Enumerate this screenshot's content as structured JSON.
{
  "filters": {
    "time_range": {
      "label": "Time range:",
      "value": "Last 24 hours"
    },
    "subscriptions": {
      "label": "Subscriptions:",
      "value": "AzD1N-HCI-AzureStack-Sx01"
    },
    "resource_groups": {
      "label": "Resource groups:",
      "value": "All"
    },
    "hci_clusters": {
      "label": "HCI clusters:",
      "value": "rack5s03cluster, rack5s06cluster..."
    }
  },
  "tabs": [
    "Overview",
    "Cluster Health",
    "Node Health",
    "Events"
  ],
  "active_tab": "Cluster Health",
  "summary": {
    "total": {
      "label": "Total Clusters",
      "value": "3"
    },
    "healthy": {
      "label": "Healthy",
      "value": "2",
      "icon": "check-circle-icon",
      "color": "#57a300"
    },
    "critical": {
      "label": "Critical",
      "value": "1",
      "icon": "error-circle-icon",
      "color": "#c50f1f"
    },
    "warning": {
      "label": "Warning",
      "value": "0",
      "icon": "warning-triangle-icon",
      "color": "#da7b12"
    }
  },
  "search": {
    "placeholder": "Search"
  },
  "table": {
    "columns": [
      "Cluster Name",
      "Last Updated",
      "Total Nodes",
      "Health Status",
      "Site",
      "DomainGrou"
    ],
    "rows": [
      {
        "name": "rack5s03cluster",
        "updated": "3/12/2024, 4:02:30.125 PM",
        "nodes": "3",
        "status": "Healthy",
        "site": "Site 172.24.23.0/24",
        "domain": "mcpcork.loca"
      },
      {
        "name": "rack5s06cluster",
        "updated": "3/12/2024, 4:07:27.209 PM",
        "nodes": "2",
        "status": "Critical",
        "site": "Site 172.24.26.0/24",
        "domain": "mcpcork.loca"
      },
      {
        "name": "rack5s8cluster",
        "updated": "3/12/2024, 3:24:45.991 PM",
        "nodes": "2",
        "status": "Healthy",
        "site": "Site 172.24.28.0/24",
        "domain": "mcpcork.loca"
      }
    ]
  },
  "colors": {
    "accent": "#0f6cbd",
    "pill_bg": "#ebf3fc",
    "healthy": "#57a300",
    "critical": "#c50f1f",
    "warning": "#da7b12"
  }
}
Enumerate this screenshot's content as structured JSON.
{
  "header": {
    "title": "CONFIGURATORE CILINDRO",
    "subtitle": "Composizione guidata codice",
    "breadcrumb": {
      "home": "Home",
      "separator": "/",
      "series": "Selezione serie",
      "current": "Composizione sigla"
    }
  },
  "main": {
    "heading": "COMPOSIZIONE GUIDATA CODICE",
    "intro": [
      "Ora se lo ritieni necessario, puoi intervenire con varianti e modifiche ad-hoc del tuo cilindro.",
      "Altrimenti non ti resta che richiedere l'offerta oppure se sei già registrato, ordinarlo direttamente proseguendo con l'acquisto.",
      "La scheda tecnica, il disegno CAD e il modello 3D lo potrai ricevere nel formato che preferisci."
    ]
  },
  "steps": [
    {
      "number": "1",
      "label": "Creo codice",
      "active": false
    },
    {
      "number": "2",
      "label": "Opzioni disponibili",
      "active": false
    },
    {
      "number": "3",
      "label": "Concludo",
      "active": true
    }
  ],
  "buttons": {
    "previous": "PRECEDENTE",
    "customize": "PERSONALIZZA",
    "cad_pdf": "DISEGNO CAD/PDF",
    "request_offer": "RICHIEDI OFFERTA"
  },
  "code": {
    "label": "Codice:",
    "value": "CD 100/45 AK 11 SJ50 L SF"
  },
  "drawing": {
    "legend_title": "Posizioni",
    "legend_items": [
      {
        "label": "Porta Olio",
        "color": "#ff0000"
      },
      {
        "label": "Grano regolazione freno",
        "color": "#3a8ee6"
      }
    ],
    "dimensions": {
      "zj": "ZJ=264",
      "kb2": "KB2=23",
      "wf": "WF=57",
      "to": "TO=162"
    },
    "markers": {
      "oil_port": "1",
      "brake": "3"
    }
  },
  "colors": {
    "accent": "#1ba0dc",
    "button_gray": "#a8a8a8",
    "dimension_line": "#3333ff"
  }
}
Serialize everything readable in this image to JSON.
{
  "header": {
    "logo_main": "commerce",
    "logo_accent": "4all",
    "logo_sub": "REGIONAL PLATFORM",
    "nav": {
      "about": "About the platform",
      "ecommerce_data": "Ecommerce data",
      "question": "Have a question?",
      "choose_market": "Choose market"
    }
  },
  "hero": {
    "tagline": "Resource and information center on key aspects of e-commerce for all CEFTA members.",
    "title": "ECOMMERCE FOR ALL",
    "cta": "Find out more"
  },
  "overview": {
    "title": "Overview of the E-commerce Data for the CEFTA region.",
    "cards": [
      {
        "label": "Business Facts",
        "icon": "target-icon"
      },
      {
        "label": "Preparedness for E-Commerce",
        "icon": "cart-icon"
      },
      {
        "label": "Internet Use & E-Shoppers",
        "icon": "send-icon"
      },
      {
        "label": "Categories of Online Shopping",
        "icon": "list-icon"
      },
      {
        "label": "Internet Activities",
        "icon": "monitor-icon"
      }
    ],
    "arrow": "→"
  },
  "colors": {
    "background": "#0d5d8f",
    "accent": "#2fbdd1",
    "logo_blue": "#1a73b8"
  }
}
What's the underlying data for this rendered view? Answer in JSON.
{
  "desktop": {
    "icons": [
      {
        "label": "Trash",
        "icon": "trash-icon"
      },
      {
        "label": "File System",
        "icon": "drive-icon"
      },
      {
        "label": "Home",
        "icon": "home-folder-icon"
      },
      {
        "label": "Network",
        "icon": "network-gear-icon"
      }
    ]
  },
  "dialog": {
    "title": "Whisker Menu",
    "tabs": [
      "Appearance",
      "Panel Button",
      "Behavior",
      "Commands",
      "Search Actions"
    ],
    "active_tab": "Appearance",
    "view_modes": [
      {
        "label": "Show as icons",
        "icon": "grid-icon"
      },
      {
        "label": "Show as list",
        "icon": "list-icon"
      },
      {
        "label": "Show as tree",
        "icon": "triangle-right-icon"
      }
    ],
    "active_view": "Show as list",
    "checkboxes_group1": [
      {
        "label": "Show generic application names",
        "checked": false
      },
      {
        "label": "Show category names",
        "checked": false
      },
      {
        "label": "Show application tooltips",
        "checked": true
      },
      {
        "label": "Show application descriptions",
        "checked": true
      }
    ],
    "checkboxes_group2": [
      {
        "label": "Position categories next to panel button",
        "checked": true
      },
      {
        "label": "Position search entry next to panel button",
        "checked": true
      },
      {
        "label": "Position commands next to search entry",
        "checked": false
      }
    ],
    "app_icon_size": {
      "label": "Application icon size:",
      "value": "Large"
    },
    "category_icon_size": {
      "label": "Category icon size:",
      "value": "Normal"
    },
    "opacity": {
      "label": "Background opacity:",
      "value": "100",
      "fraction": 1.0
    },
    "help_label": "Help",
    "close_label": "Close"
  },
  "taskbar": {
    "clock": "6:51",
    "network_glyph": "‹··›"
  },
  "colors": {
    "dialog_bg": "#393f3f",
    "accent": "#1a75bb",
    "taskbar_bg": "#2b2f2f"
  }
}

.....

- _TASK STATEMENT_:
Restate the whole listing exactly.

- _EXPECTED ANSWER_:
Enumerate this screenshot's content as structured JSON.
{
  "filters": {
    "time_range": {
      "label": "Time range:",
      "value": "Last 24 hours"
    },
    "subscriptions": {
      "label": "Subscriptions:",
      "value": "AzD1N-HCI-AzureStack-Sx01"
    },
    "resource_groups": {
      "label": "Resource groups:",
      "value": "All"
    },
    "hci_clusters": {
      "label": "HCI clusters:",
      "value": "rack5s03cluster, rack5s06cluster..."
    }
  },
  "tabs": [
    "Overview",
    "Cluster Health",
    "Node Health",
    "Events"
  ],
  "active_tab": "Cluster Health",
  "summary": {
    "total": {
      "label": "Total Clusters",
      "value": "3"
    },
    "healthy": {
      "label": "Healthy",
      "value": "2",
      "icon": "check-circle-icon",
      "color": "#57a300"
    },
    "critical": {
      "label": "Critical",
      "value": "1",
      "icon": "error-circle-icon",
      "color": "#c50f1f"
    },
    "warning": {
      "label": "Warning",
      "value": "0",
      "icon": "warning-triangle-icon",
      "color": "#da7b12"
    }
  },
  "search": {
    "placeholder": "Search"
  },
  "table": {
    "columns": [
      "Cluster Name",
      "Last Updated",
      "Total Nodes",
      "Health Status",
      "Site",
      "DomainGrou"
    ],
    "rows": [
      {
        "name": "rack5s03cluster",
        "updated": "3/12/2024, 4:02:30.125 PM",
        "nodes": "3",
        "status": "Healthy",
        "site": "Site 172.24.23.0/24",
        "domain": "mcpcork.loca"
      },
      {
        "name": "rack5s06cluster",
        "updated": "3/12/2024, 4:07:27.209 PM",
        "nodes": "2",
        "status": "Critical",
        "site": "Site 172.24.26.0/24",
        "domain": "mcpcork.loca"
      },
      {
        "name": "rack5s8cluster",
        "updated": "3/12/2024, 3:24:45.991 PM",
        "nodes": "2",
        "status": "Healthy",
        "site": "Site 172.24.28.0/24",
        "domain": "mcpcork.loca"
      }
    ]
  },
  "colors": {
    "accent": "#0f6cbd",
    "pill_bg": "#ebf3fc",
    "healthy": "#57a300",
    "critical": "#c50f1f",
    "warning": "#da7b12"
  }
}
Enumerate this screenshot's content as structured JSON.
{
  "header": {
    "title": "CONFIGURATORE CILINDRO",
    "subtitle": "Composizione guidata codice",
    "breadcrumb": {
      "home": "Home",
      "separator": "/",
      "series": "Selezione serie",
      "current": "Composizione sigla"
    }
  },
  "main": {
    "heading": "COMPOSIZIONE GUIDATA CODICE",
    "intro": [
      "Ora se lo ritieni necessario, puoi intervenire con varianti e modifiche ad-hoc del tuo cilindro.",
      "Altrimenti non ti resta che richiedere l'offerta oppure se sei già registrato, ordinarlo direttamente proseguendo con l'acquisto.",
      "La scheda tecnica, il disegno CAD e il modello 3D lo potrai ricevere nel formato che preferisci."
    ]
  },
  "steps": [
    {
      "number": "1",
      "label": "Creo codice",
      "active": false
    },
    {
      "number": "2",
      "label": "Opzioni disponibili",
      "active": false
    },
    {
      "number": "3",
      "label": "Concludo",
      "active": true
    }
  ],
  "buttons": {
    "previous": "PRECEDENTE",
    "customize": "PERSONALIZZA",
    "cad_pdf": "DISEGNO CAD/PDF",
    "request_offer": "RICHIEDI OFFERTA"
  },
  "code": {
    "label": "Codice:",
    "value": "CD 100/45 AK 11 SJ50 L SF"
  },
  "drawing": {
    "legend_title": "Posizioni",
    "legend_items": [
      {
        "label": "Porta Olio",
        "color": "#ff0000"
      },
      {
        "label": "Grano regolazione freno",
        "color": "#3a8ee6"
      }
    ],
    "dimensions": {
      "zj": "ZJ=264",
      "kb2": "KB2=23",
      "wf": "WF=57",
      "to": "TO=162"
    },
    "markers": {
      "oil_port": "1",
      "brake": "3"
    }
  },
  "colors": {
    "accent": "#1ba0dc",
    "button_gray": "#a8a8a8",
    "dimension_line": "#3333ff"
  }
}
Serialize everything readable in this image to JSON.
{
  "header": {
    "logo_main": "commerce",
    "logo_accent": "4all",
    "logo_sub": "REGIONAL PLATFORM",
    "nav": {
      "about": "About the platform",
      "ecommerce_data": "Ecommerce data",
      "question": "Have a question?",
      "choose_market": "Choose market"
    }
  },
  "hero": {
    "tagline": "Resource and information center on key aspects of e-commerce for all CEFTA members.",
    "title": "ECOMMERCE FOR ALL",
    "cta": "Find out more"
  },
  "overview": {
    "title": "Overview of the E-commerce Data for the CEFTA region.",
    "cards": [
      {
        "label": "Business Facts",
        "icon": "target-icon"
      },
      {
        "label": "Preparedness for E-Commerce",
        "icon": "cart-icon"
      },
      {
        "label": "Internet Use & E-Shoppers",
        "icon": "send-icon"
      },
      {
        "label": "Categories of Online Shopping",
        "icon": "list-icon"
      },
      {
        "label": "Internet Activities",
        "icon": "monitor-icon"
      }
    ],
    "arrow": "→"
  },
  "colors": {
    "background": "#0d5d8f",
    "accent": "#2fbdd1",
    "logo_blue": "#1a73b8"
  }
}
What's the underlying data for this rendered view? Answer in JSON.
{
  "desktop": {
    "icons": [
      {
        "label": "Trash",
        "icon": "trash-icon"
      },
      {
        "label": "File System",
        "icon": "drive-icon"
      },
      {
        "label": "Home",
        "icon": "home-folder-icon"
      },
      {
        "label": "Network",
        "icon": "network-gear-icon"
      }
    ]
  },
  "dialog": {
    "title": "Whisker Menu",
    "tabs": [
      "Appearance",
      "Panel Button",
      "Behavior",
      "Commands",
      "Search Actions"
    ],
    "active_tab": "Appearance",
    "view_modes": [
      {
        "label": "Show as icons",
        "icon": "grid-icon"
      },
      {
        "label": "Show as list",
        "icon": "list-icon"
      },
      {
        "label": "Show as tree",
        "icon": "triangle-right-icon"
      }
    ],
    "active_view": "Show as list",
    "checkboxes_group1": [
      {
        "label": "Show generic application names",
        "checked": false
      },
      {
        "label": "Show category names",
        "checked": false
      },
      {
        "label": "Show application tooltips",
        "checked": true
      },
      {
        "label": "Show application descriptions",
        "checked": true
      }
    ],
    "checkboxes_group2": [
      {
        "label": "Position categories next to panel button",
        "checked": true
      },
      {
        "label": "Position search entry next to panel button",
        "checked": true
      },
      {
        "label": "Position commands next to search entry",
        "checked": false
      }
    ],
    "app_icon_size": {
      "label": "Application icon size:",
      "value": "Large"
    },
    "category_icon_size": {
      "label": "Category icon size:",
      "value": "Normal"
    },
    "opacity": {
      "label": "Background opacity:",
      "value": "100",
      "fraction": 1.0
    },
    "help_label": "Help",
    "close_label": "Close"
  },
  "taskbar": {
    "clock": "6:51",
    "network_glyph": "‹··›"
  },
  "colors": {
    "dialog_bg": "#393f3f",
    "accent": "#1a75bb",
    "taskbar_bg": "#2b2f2f"
  }
}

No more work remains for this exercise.